- **Exercise description**
Exactly as they appear, output all of the entries.

◆ ◆ ◆ ◆ ◆

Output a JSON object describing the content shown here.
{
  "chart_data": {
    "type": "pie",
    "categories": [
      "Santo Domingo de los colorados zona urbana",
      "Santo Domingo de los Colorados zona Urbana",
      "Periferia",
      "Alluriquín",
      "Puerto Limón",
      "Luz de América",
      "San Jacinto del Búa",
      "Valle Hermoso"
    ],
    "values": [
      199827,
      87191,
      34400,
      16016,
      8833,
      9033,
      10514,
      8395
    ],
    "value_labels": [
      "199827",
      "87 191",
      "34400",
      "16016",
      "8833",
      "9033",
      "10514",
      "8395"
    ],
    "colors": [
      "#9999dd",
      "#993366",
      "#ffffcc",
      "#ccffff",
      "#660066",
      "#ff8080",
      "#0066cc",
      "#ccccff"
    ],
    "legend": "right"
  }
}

◆ ◆ ◆ ◆ ◆

- **Output**
Output a JSON object describing the content shown here.
{
  "chart_data": {
    "type": "pie",
    "categories": [
      "Santo Domingo de los colorados zona urbana",
      "Santo Domingo de los Colorados zona Urbana",
      "Periferia",
      "Alluriquín",
      "Puerto Limón",
      "Luz de América",
      "San Jacinto del Búa",
      "Valle Hermoso"
    ],
    "values": [
      199827,
      87191,
      34400,
      16016,
      8833,
      9033,
      10514,
      8395
    ],
    "value_labels": [
      "199827",
      "87 191",
      "34400",
      "16016",
      "8833",
      "9033",
      "10514",
      "8395"
    ],
    "colors": [
      "#9999dd",
      "#993366",
      "#ffffcc",
      "#ccffff",
      "#660066",
      "#ff8080",
      "#0066cc",
      "#ccccff"
    ],
    "legend": "right"
  }
}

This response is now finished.